## GIVEN EXERCISE
Beginning at the line containing "Extract all readable text from this page.", output every line to the end of the data below exactly as it appears.

## Data entries
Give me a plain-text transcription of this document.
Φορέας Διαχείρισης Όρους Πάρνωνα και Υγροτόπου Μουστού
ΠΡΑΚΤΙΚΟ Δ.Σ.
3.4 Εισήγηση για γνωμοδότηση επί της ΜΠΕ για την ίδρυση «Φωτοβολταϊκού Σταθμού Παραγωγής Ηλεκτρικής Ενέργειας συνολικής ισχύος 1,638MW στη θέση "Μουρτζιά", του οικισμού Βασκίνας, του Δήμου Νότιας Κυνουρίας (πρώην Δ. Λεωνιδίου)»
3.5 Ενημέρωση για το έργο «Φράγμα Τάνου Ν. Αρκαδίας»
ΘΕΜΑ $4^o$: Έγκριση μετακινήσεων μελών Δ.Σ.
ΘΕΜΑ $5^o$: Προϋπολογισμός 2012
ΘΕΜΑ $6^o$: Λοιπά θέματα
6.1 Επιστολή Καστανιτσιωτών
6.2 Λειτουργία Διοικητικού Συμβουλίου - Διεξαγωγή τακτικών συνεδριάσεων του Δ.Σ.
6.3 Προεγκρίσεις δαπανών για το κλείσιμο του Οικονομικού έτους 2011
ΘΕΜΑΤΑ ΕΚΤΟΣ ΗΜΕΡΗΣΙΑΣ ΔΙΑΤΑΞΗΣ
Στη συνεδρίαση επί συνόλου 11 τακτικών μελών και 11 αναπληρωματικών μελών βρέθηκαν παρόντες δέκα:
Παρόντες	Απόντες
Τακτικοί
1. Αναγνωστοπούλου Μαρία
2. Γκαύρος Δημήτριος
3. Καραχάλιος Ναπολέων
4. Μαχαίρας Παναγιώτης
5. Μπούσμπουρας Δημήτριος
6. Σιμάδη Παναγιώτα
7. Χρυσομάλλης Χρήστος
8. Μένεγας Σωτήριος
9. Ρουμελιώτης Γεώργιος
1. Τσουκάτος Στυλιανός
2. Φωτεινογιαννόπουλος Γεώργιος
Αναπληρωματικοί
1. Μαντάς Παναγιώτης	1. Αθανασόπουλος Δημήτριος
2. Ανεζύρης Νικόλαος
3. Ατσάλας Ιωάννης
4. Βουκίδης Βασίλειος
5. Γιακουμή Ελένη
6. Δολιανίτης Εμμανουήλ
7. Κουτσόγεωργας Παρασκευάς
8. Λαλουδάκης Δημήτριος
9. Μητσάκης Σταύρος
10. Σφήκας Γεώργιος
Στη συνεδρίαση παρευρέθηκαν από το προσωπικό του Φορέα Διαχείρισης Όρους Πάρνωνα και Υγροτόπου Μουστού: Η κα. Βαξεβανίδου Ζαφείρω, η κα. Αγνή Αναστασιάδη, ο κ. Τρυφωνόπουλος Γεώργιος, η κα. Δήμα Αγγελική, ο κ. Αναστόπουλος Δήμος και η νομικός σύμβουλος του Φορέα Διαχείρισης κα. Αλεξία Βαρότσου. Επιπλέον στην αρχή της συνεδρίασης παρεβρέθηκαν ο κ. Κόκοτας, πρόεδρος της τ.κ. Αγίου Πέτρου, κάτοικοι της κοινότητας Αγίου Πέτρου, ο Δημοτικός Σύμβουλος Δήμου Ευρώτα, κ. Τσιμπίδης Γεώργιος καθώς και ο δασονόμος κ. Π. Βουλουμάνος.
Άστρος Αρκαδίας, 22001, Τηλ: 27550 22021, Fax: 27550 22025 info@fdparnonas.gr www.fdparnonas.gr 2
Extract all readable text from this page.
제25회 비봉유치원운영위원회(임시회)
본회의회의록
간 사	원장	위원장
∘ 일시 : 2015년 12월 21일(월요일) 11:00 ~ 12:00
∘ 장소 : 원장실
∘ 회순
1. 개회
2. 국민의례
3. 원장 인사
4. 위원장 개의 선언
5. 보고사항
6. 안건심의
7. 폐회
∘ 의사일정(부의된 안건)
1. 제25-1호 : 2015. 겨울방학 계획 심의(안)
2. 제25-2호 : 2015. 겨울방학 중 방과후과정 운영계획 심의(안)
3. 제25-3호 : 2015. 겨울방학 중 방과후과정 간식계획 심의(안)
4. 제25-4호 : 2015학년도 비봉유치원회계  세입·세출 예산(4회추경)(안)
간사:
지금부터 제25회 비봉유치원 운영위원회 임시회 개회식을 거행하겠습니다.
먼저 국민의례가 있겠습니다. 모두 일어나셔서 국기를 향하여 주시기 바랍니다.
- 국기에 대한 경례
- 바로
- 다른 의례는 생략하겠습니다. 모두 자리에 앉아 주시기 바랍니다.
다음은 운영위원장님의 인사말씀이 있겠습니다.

## FULL ANSWER
Extract all readable text from this page.
제25회 비봉유치원운영위원회(임시회)
본회의회의록
간 사	원장	위원장
∘ 일시 : 2015년 12월 21일(월요일) 11:00 ~ 12:00
∘ 장소 : 원장실
∘ 회순
1. 개회
2. 국민의례
3. 원장 인사
4. 위원장 개의 선언
5. 보고사항
6. 안건심의
7. 폐회
∘ 의사일정(부의된 안건)
1. 제25-1호 : 2015. 겨울방학 계획 심의(안)
2. 제25-2호 : 2015. 겨울방학 중 방과후과정 운영계획 심의(안)
3. 제25-3호 : 2015. 겨울방학 중 방과후과정 간식계획 심의(안)
4. 제25-4호 : 2015학년도 비봉유치원회계  세입·세출 예산(4회추경)(안)
간사:
지금부터 제25회 비봉유치원 운영위원회 임시회 개회식을 거행하겠습니다.
먼저 국민의례가 있겠습니다. 모두 일어나셔서 국기를 향하여 주시기 바랍니다.
- 국기에 대한 경례
- 바로
- 다른 의례는 생략하겠습니다. 모두 자리에 앉아 주시기 바랍니다.
다음은 운영위원장님의 인사말씀이 있겠습니다.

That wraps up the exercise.